## PROVIDED DATA
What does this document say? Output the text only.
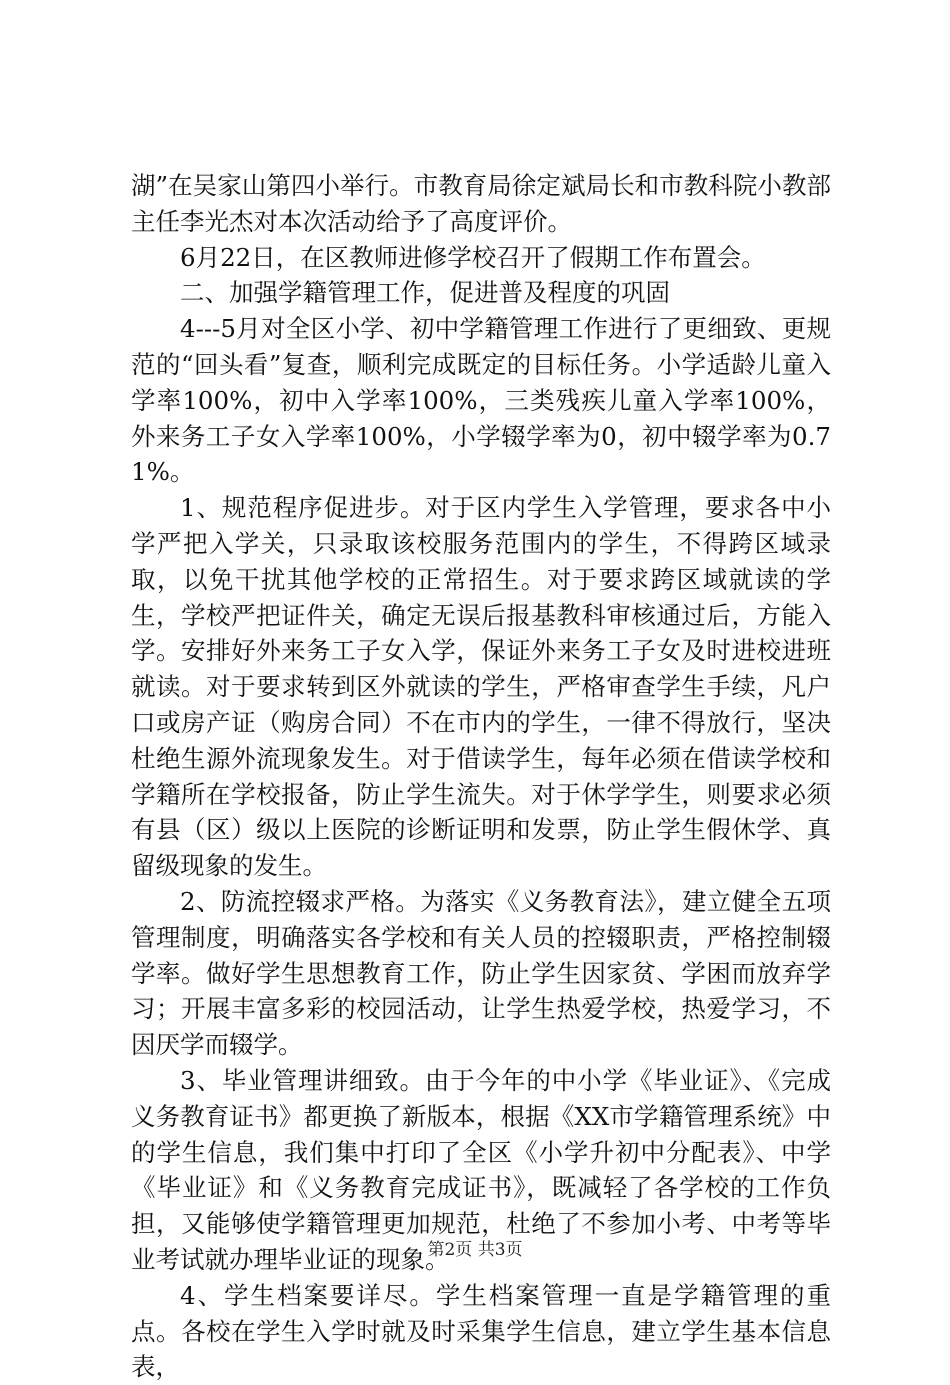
湖”在吴家山第四小举行。市教育局徐定斌局长和市教科院小教部主任李光杰对本次活动给予了高度评价。

6月22日，在区教师进修学校召开了假期工作布置会。

二、加强学籍管理工作，促进普及程度的巩固

4---5月对全区小学、初中学籍管理工作进行了更细致、更规范的“回头看”复查，顺利完成既定的目标任务。小学适龄儿童入学率100%，初中入学率100%，三类残疾儿童入学率100%，外来务工子女入学率100%，小学辍学率为0，初中辍学率为0.71%。

1、规范程序促进步。对于区内学生入学管理，要求各中小学严把入学关，只录取该校服务范围内的学生，不得跨区域录取，以免干扰其他学校的正常招生。对于要求跨区域就读的学生，学校严把证件关，确定无误后报基教科审核通过后，方能入学。安排好外来务工子女入学，保证外来务工子女及时进校进班就读。对于要求转到区外就读的学生，严格审查学生手续，凡户口或房产证（购房合同）不在市内的学生，一律不得放行，坚决杜绝生源外流现象发生。对于借读学生，每年必须在借读学校和学籍所在学校报备，防止学生流失。对于休学学生，则要求必须有县（区）级以上医院的诊断证明和发票，防止学生假休学、真留级现象的发生。

2、防流控辍求严格。为落实《义务教育法》，建立健全五项管理制度，明确落实各学校和有关人员的控辍职责，严格控制辍学率。做好学生思想教育工作，防止学生因家贫、学困而放弃学习；开展丰富多彩的校园活动，让学生热爱学校，热爱学习，不因厌学而辍学。

3、毕业管理讲细致。由于今年的中小学《毕业证》、《完成义务教育证书》都更换了新版本，根据《XX市学籍管理系统》中的学生信息，我们集中打印了全区《小学升初中分配表》、中学《毕业证》和《义务教育完成证书》，既减轻了各学校的工作负担，又能够使学籍管理更加规范，杜绝了不参加小考、中考等毕业考试就办理毕业证的现象。

4、学生档案要详尽。学生档案管理一直是学籍管理的重点。各校在学生入学时就及时采集学生信息，建立学生基本信息表，

第2页 共3页
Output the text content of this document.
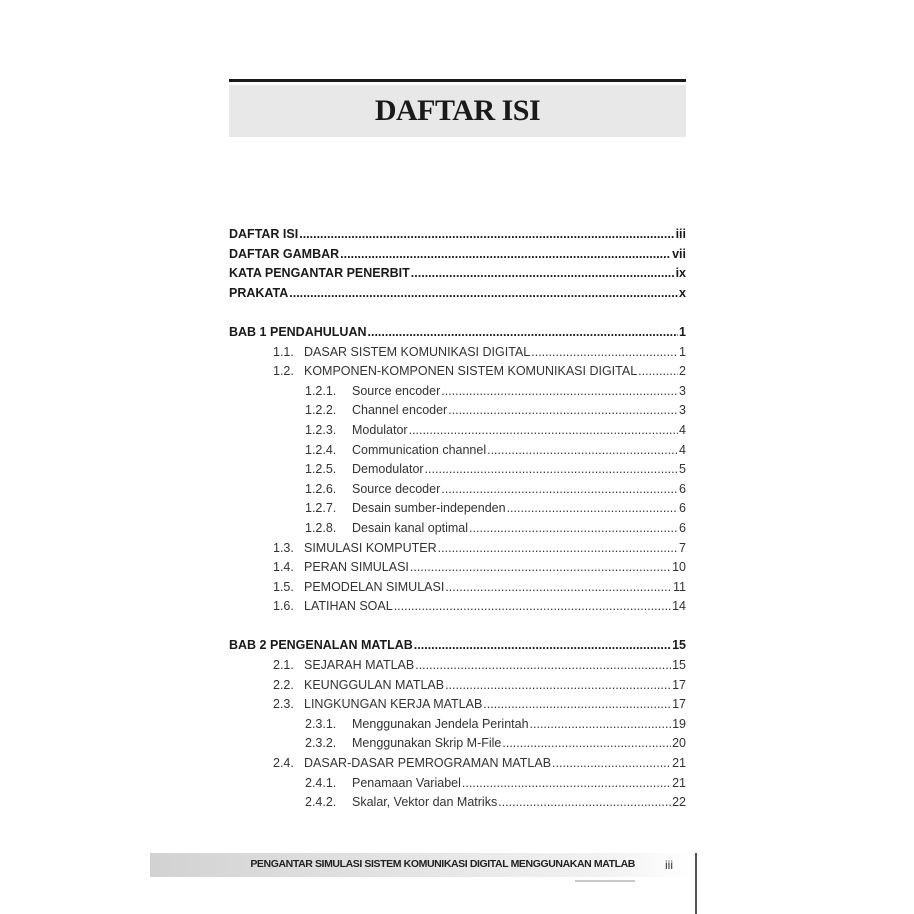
DAFTAR ISI
DAFTAR ISI .....	iii
DAFTAR GAMBAR .....	vii
KATA PENGANTAR PENERBIT .....	ix
PRAKATA .....	x
BAB 1 PENDAHULUAN .....	1
1.1. DASAR SISTEM KOMUNIKASI DIGITAL .....	1
1.2. KOMPONEN-KOMPONEN SISTEM KOMUNIKASI DIGITAL .....	2
1.2.1.	Source encoder .....	3
1.2.2.	Channel encoder .....	3
1.2.3.	Modulator .....	4
1.2.4.	Communication channel .....	4
1.2.5.	Demodulator .....	5
1.2.6.	Source decoder .....	6
1.2.7.	Desain sumber-independen .....	6
1.2.8.	Desain kanal optimal .....	6
1.3. SIMULASI KOMPUTER .....	7
1.4. PERAN SIMULASI .....	10
1.5. PEMODELAN SIMULASI .....	11
1.6. LATIHAN SOAL .....	14
BAB 2 PENGENALAN MATLAB .....	15
2.1. SEJARAH MATLAB .....	15
2.2. KEUNGGULAN MATLAB .....	17
2.3. LINGKUNGAN KERJA MATLAB .....	17
2.3.1.	Menggunakan Jendela Perintah .....	19
2.3.2.	Menggunakan Skrip M-File .....	20
2.4. DASAR-DASAR PEMROGRAMAN MATLAB .....	21
2.4.1.	Penamaan Variabel .....	21
2.4.2.	Skalar, Vektor dan Matriks .....	22
PENGANTAR SIMULASI SISTEM KOMUNIKASI DIGITAL MENGGUNAKAN MATLAB	iii
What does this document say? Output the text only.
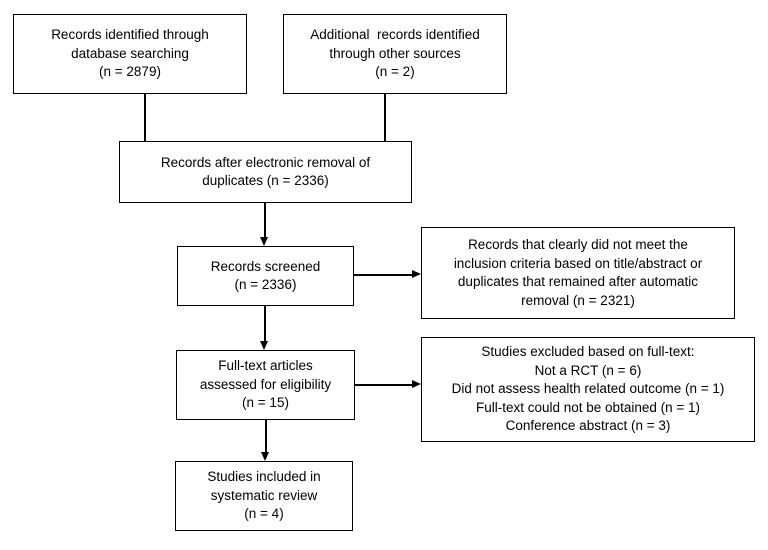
Records identified through
database searching
(n = 2879)
Additional  records identified
through other sources
(n = 2)
Records after electronic removal of
duplicates (n = 2336)
Records screened
(n = 2336)
Records that clearly did not meet the
inclusion criteria based on title/abstract or
duplicates that remained after automatic
removal (n = 2321)
Full-text articles
assessed for eligibility
(n = 15)
Studies excluded based on full-text:
Not a RCT (n = 6)
Did not assess health related outcome (n = 1)
Full-text could not be obtained (n = 1)
Conference abstract (n = 3)
Studies included in
systematic review
(n = 4)
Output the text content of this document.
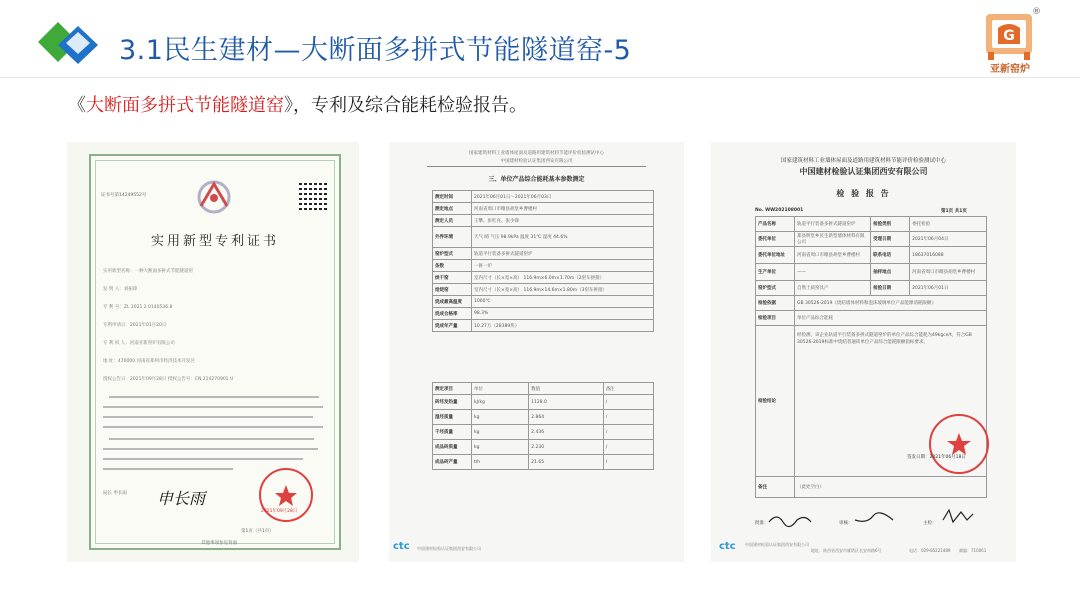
3.1民生建材—大断面多拼式节能隧道窑-5	G
亚新窑炉
®
《大断面多拼式节能隧道窑》，专利及综合能耗检验报告。
证书号第14249552号
实用新型专利证书
实用新型名称：一种大断面多拼式节能隧道窑
发 明 人：刘振锋
专 利 号：ZL 2021 2 0140536.8
专利申请日：2021年01月20日
专 利 权 人：河南亚新窑炉有限公司
地 址：470000 河南省郑州市经济技术开发区
授权公告日：2021年09月28日 授权公告号：CN 214270901 U
局长 申长雨 申长雨
2021年09月28日
第1页（共1页）
其他事项参见背面
国家建筑材料工业墙体屋面及道路用建筑材料节能评价检验测试中心
中国建材检验认证集团西安有限公司
三、单位产品综合能耗基本参数测定
测定时间	2021年06月01日～2021年06月03日
测定地点	河南省周口市睢县胡堂乡曹楼村
测定人员	王攀、彭红亮、张少锋
外界环境	天气 晴 气压 98.9kPa 温度 31℃ 湿度 44.6%
窑炉型式	轨道平行装备多拼式隧道窑炉
条数	一拼一炉
烘干窑	室内尺寸（长×宽×高） 116.9m×6.0m×1.70m（2窑车拼接）
焙烧窑	室内尺寸（长×宽×高） 116.9m×14.6m×1.80m（3窑车拼接）
烧成最高温度	1000℃
烧成合格率	98.3%
烧成年产量	10.27万（28389块）
测定项目	单位	数值	备注
砖坯发热量	kJ/kg	1128.0	/
湿坯质量	kg	2.864	/
干坯质量	kg	2.436	/
成品砖质量	kg	2.230	/
成品砖产量	t/h	21.65	/
ctc 中国建材检验认证集团西安有限公司
国家建筑材料工业墙体屋面及道路用建筑材料节能评价检验测试中心
中国建材检验认证集团西安有限公司
检 验 报 告
No. WW202108001	第1页 共1页
产品名称	轨道平行装备多拼式隧道窑炉	检验类别	委托检验
委托单位	郑县明堂乡民生新型墙体材料有限公司	受理日期	2021年06月04日
委托单位地址	河南省周口市睢县胡堂乡曹楼村	联系电话	18637016088
生产单位	——	抽样地点	河南省周口市睢县胡堂乡曹楼村
窑炉型式	自然土质窑具产	检验日期	2021年06月01日
检验依据	GB 30526-2019《烧结墙体材料和泡沫玻璃单位产品能源消耗限额》		
检验项目	单位产品综合能耗		
检验结论	经检测，该企业轨道平行装备多拼式隧道窑炉的单位产品综合能耗为49kgce/t，符合GB 30526-2019标准中烧结普通砖单位产品综合能耗限额指标要求。		
备注	（此处空白）		
签发日期：2021年06月18日
批准：	审核：	主检：
ctc 中国建材检验认证集团西安有限公司
地址：陕西省西安市雁塔区长安南路6号	电话：029-85221489 邮编：710061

## TO DO
Show every line in the records above that contains the word "DASAR".

## RESPONSE TO THIS TASK
1.1. DASAR SISTEM KOMUNIKASI DIGITAL .....	1
2.4. DASAR-DASAR PEMROGRAMAN MATLAB .....	21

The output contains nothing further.